The problem: Below are records; state how many of their lines hold the word "monitor", and give only the figure.

+ + + + +

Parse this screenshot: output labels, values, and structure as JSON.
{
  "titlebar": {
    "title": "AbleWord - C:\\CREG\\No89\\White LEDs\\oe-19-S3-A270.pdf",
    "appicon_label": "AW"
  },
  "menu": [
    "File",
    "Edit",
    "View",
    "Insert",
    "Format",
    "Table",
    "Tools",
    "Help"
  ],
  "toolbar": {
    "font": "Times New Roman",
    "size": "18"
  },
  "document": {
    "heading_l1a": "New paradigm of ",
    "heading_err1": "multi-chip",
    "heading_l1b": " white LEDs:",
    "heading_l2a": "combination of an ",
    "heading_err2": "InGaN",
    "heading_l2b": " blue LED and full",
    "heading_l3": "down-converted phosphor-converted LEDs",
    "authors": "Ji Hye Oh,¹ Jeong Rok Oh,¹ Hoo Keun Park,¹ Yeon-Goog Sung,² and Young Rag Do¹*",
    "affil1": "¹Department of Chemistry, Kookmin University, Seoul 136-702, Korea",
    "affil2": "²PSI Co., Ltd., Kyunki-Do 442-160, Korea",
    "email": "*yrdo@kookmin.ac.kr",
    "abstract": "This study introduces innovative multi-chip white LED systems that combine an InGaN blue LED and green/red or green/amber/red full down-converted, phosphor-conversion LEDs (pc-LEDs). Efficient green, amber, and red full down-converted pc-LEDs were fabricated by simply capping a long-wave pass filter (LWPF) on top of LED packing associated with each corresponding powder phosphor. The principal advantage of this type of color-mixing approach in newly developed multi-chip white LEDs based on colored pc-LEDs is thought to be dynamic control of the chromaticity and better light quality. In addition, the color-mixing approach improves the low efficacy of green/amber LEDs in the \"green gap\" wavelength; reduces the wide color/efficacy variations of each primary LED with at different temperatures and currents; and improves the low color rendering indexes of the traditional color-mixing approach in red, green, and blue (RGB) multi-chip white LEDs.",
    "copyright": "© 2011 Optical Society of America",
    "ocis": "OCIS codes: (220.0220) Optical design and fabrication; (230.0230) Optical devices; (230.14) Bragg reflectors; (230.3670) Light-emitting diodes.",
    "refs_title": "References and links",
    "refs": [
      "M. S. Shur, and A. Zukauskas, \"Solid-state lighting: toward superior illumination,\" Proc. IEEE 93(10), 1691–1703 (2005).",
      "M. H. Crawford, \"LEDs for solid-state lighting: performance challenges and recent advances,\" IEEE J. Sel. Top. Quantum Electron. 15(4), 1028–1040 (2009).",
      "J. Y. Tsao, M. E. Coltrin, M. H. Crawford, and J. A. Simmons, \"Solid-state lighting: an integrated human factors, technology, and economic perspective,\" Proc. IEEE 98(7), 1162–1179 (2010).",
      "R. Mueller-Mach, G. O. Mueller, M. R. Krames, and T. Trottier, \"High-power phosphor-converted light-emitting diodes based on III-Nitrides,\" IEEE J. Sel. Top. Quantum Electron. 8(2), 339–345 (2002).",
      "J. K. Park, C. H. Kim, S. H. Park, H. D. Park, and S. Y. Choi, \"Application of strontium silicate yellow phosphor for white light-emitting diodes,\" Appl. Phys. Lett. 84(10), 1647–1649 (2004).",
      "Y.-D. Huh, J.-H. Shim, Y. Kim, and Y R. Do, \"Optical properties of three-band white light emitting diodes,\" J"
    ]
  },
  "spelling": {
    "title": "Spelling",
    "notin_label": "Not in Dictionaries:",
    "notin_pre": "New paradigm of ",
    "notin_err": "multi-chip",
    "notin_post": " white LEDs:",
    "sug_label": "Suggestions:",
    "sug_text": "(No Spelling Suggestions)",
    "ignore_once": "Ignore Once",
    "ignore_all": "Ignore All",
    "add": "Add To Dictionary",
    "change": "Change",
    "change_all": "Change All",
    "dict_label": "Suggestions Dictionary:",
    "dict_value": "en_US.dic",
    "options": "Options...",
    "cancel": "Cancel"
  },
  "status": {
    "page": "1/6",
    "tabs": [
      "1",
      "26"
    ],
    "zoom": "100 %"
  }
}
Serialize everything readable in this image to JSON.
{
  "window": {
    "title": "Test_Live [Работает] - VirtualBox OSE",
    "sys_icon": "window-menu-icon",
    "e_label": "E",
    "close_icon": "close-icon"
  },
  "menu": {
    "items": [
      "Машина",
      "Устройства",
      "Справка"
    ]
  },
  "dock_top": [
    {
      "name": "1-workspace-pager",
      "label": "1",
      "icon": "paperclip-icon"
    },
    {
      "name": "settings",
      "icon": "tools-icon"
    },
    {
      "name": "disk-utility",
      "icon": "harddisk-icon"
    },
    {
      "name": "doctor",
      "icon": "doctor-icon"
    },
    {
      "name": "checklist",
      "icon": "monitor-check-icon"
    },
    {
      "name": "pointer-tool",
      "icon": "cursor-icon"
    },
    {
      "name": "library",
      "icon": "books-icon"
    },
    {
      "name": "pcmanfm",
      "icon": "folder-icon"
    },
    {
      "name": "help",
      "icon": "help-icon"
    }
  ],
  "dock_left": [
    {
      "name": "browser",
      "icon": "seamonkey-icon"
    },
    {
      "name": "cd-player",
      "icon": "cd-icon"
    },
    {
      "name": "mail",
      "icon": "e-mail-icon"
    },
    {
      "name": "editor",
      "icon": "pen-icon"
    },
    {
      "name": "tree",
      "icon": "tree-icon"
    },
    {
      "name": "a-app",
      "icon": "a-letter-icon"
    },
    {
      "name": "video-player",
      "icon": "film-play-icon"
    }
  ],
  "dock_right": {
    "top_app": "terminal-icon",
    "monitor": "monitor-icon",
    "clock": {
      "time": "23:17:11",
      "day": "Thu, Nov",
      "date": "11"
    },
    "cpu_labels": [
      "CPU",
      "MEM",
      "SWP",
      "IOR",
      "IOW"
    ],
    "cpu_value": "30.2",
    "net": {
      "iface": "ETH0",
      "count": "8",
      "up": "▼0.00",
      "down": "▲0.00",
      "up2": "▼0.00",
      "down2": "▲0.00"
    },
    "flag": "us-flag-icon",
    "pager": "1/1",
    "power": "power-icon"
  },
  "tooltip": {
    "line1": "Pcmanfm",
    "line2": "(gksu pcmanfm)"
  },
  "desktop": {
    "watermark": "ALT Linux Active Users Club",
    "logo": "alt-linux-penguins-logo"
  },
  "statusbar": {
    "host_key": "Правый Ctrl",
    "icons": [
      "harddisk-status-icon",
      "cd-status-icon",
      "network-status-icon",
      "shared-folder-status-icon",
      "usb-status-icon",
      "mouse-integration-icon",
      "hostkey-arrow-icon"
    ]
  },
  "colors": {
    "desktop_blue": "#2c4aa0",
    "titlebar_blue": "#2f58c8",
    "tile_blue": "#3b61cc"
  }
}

+ + + + +

Task solution: 2